===== Material supplied =====
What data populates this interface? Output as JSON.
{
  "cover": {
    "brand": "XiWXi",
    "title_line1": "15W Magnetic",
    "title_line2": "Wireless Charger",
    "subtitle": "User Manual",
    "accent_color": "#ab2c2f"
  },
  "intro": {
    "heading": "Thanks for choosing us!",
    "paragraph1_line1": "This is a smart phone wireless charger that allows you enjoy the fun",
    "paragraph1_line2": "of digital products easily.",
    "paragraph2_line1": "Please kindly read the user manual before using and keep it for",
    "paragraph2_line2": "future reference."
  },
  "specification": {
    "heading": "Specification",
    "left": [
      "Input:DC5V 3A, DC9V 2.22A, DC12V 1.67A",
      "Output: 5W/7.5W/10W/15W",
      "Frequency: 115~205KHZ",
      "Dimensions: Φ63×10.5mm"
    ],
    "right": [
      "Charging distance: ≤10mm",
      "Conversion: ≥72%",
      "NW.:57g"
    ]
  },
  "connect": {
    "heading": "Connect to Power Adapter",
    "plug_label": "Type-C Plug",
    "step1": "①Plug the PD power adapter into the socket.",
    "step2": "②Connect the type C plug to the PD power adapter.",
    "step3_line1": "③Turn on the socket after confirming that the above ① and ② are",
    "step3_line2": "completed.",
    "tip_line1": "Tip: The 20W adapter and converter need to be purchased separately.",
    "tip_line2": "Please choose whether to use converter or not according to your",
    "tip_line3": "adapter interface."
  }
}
=====
**What is being asked:**
Pull out all lines containing "interface".

**Completed exercise:**
What data populates this interface? Output as JSON.
    "tip_line3": "adapter interface."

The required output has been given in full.